* **Goal**:
The listing below is to be output in its exact form.

* **The input**:
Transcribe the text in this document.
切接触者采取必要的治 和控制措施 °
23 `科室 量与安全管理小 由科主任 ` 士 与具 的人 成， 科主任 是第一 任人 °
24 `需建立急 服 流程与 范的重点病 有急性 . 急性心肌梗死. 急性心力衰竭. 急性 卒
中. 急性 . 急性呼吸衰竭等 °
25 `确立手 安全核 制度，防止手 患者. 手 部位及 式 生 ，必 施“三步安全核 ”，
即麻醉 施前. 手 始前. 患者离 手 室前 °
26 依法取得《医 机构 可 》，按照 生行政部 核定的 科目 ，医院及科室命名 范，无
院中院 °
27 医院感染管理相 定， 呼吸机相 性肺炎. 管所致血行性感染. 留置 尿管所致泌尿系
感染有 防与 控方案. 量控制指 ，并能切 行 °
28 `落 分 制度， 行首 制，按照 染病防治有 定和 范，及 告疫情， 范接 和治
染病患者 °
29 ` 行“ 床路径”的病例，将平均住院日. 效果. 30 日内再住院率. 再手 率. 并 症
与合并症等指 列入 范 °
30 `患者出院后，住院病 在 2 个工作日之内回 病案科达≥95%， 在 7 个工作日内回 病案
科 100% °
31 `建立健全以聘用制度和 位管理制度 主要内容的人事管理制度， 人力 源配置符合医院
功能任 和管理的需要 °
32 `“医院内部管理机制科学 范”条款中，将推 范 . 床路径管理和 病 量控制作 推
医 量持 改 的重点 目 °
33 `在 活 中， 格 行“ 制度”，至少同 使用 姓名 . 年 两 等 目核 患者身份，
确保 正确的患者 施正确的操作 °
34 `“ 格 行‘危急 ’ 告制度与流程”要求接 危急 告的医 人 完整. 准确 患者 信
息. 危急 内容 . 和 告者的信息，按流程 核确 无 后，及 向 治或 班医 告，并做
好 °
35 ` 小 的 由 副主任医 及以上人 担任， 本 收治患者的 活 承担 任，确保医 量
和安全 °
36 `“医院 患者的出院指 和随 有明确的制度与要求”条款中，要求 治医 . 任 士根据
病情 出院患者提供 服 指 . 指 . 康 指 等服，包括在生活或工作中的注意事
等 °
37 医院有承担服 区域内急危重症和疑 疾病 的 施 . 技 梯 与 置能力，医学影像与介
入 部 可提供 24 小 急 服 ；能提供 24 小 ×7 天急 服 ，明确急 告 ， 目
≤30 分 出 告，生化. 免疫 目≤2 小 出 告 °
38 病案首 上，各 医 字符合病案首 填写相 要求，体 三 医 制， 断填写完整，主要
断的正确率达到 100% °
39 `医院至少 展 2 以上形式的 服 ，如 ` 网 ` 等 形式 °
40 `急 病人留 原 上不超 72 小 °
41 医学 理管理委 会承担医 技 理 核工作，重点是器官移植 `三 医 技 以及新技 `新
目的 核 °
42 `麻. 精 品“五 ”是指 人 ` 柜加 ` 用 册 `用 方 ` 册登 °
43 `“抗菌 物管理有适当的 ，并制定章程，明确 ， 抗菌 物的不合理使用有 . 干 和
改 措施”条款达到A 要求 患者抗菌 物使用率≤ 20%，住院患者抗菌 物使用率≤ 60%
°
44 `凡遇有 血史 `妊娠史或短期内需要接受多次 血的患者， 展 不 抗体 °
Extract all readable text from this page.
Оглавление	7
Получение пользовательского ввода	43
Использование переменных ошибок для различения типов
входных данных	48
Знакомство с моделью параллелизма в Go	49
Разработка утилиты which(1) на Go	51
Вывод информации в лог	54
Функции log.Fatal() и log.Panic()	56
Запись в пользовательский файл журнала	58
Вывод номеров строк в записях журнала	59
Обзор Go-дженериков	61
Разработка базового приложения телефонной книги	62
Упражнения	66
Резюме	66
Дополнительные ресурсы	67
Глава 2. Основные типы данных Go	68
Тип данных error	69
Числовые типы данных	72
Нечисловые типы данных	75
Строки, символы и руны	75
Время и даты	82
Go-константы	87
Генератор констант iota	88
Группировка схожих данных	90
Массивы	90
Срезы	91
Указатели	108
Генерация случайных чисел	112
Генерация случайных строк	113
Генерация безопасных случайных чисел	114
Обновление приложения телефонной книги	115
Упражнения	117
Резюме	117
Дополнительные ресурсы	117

* **Exercise answer**:
Transcribe the text in this document.
切接触者采取必要的治 和控制措施 °
23 `科室 量与安全管理小 由科主任 ` 士 与具 的人 成， 科主任 是第一 任人 °
24 `需建立急 服 流程与 范的重点病 有急性 . 急性心肌梗死. 急性心力衰竭. 急性 卒
中. 急性 . 急性呼吸衰竭等 °
25 `确立手 安全核 制度，防止手 患者. 手 部位及 式 生 ，必 施“三步安全核 ”，
即麻醉 施前. 手 始前. 患者离 手 室前 °
26 依法取得《医 机构 可 》，按照 生行政部 核定的 科目 ，医院及科室命名 范，无
院中院 °
27 医院感染管理相 定， 呼吸机相 性肺炎. 管所致血行性感染. 留置 尿管所致泌尿系
感染有 防与 控方案. 量控制指 ，并能切 行 °
28 `落 分 制度， 行首 制，按照 染病防治有 定和 范，及 告疫情， 范接 和治
染病患者 °
29 ` 行“ 床路径”的病例，将平均住院日. 效果. 30 日内再住院率. 再手 率. 并 症
与合并症等指 列入 范 °
30 `患者出院后，住院病 在 2 个工作日之内回 病案科达≥95%， 在 7 个工作日内回 病案
科 100% °
31 `建立健全以聘用制度和 位管理制度 主要内容的人事管理制度， 人力 源配置符合医院
功能任 和管理的需要 °
32 `“医院内部管理机制科学 范”条款中，将推 范 . 床路径管理和 病 量控制作 推
医 量持 改 的重点 目 °
33 `在 活 中， 格 行“ 制度”，至少同 使用 姓名 . 年 两 等 目核 患者身份，
确保 正确的患者 施正确的操作 °
34 `“ 格 行‘危急 ’ 告制度与流程”要求接 危急 告的医 人 完整. 准确 患者 信
息. 危急 内容 . 和 告者的信息，按流程 核确 无 后，及 向 治或 班医 告，并做
好 °
35 ` 小 的 由 副主任医 及以上人 担任， 本 收治患者的 活 承担 任，确保医 量
和安全 °
36 `“医院 患者的出院指 和随 有明确的制度与要求”条款中，要求 治医 . 任 士根据
病情 出院患者提供 服 指 . 指 . 康 指 等服，包括在生活或工作中的注意事
等 °
37 医院有承担服 区域内急危重症和疑 疾病 的 施 . 技 梯 与 置能力，医学影像与介
入 部 可提供 24 小 急 服 ；能提供 24 小 ×7 天急 服 ，明确急 告 ， 目
≤30 分 出 告，生化. 免疫 目≤2 小 出 告 °
38 病案首 上，各 医 字符合病案首 填写相 要求，体 三 医 制， 断填写完整，主要
断的正确率达到 100% °
39 `医院至少 展 2 以上形式的 服 ，如 ` 网 ` 等 形式 °
40 `急 病人留 原 上不超 72 小 °
41 医学 理管理委 会承担医 技 理 核工作，重点是器官移植 `三 医 技 以及新技 `新
目的 核 °
42 `麻. 精 品“五 ”是指 人 ` 柜加 ` 用 册 `用 方 ` 册登 °
43 `“抗菌 物管理有适当的 ，并制定章程，明确 ， 抗菌 物的不合理使用有 . 干 和
改 措施”条款达到A 要求 患者抗菌 物使用率≤ 20%，住院患者抗菌 物使用率≤ 60%
°
44 `凡遇有 血史 `妊娠史或短期内需要接受多次 血的患者， 展 不 抗体 °
Extract all readable text from this page.
Оглавление	7
Получение пользовательского ввода	43
Использование переменных ошибок для различения типов
входных данных	48
Знакомство с моделью параллелизма в Go	49
Разработка утилиты which(1) на Go	51
Вывод информации в лог	54
Функции log.Fatal() и log.Panic()	56
Запись в пользовательский файл журнала	58
Вывод номеров строк в записях журнала	59
Обзор Go-дженериков	61
Разработка базового приложения телефонной книги	62
Упражнения	66
Резюме	66
Дополнительные ресурсы	67
Глава 2. Основные типы данных Go	68
Тип данных error	69
Числовые типы данных	72
Нечисловые типы данных	75
Строки, символы и руны	75
Время и даты	82
Go-константы	87
Генератор констант iota	88
Группировка схожих данных	90
Массивы	90
Срезы	91
Указатели	108
Генерация случайных чисел	112
Генерация случайных строк	113
Генерация безопасных случайных чисел	114
Обновление приложения телефонной книги	115
Упражнения	117
Резюме	117
Дополнительные ресурсы	117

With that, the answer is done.